TASK
Filter the entries below, keeping only lines with the word "label".

SOURCE DATA
● ● ● ● ●

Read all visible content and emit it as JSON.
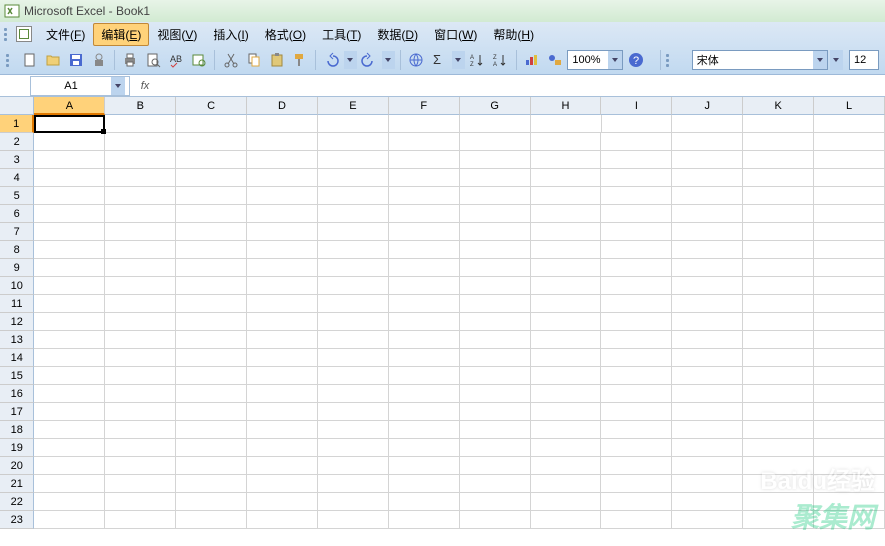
{
  "window": {
    "title": "Microsoft Excel - Book1"
  },
  "menu": {
    "items": [
      {
        "label": "文件(F)",
        "key": "F"
      },
      {
        "label": "编辑(E)",
        "key": "E",
        "active": true
      },
      {
        "label": "视图(V)",
        "key": "V"
      },
      {
        "label": "插入(I)",
        "key": "I"
      },
      {
        "label": "格式(O)",
        "key": "O"
      },
      {
        "label": "工具(T)",
        "key": "T"
      },
      {
        "label": "数据(D)",
        "key": "D"
      },
      {
        "label": "窗口(W)",
        "key": "W"
      },
      {
        "label": "帮助(H)",
        "key": "H"
      }
    ]
  },
  "toolbar": {
    "zoom": "100%",
    "icons": {
      "new": "#5a8a3a",
      "open": "#e0a840",
      "save": "#4a6ad0",
      "permissions": "#888",
      "print": "#666",
      "preview": "#666",
      "spelling": "#4a6ad0",
      "research": "#5a8a3a",
      "cut": "#666",
      "copy": "#e0a840",
      "paste": "#e0a840",
      "painter": "#e0a840",
      "undo": "#4a6ad0",
      "redo": "#4a6ad0",
      "link": "#4a6ad0",
      "sum": "#333",
      "sortasc": "#333",
      "sortdesc": "#333",
      "chart": "#c04a4a",
      "drawing": "#e0a840",
      "help": "#4a6ad0"
    }
  },
  "font": {
    "name": "宋体",
    "size": "12"
  },
  "formula": {
    "name_box": "A1",
    "fx": "fx",
    "value": ""
  },
  "grid": {
    "columns": [
      "A",
      "B",
      "C",
      "D",
      "E",
      "F",
      "G",
      "H",
      "I",
      "J",
      "K",
      "L"
    ],
    "row_count": 23,
    "selected_cell": {
      "col": "A",
      "row": 1
    }
  },
  "watermark": {
    "line1": "Baidu经验",
    "line2": "聚集网"
  }
}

● ● ● ● ●

RESULT OF THIS TASK
        "label": "文件(F)",
        "label": "编辑(E)",
        "label": "视图(V)",
        "label": "插入(I)",
        "label": "格式(O)",
        "label": "工具(T)",
        "label": "数据(D)",
        "label": "窗口(W)",
        "label": "帮助(H)",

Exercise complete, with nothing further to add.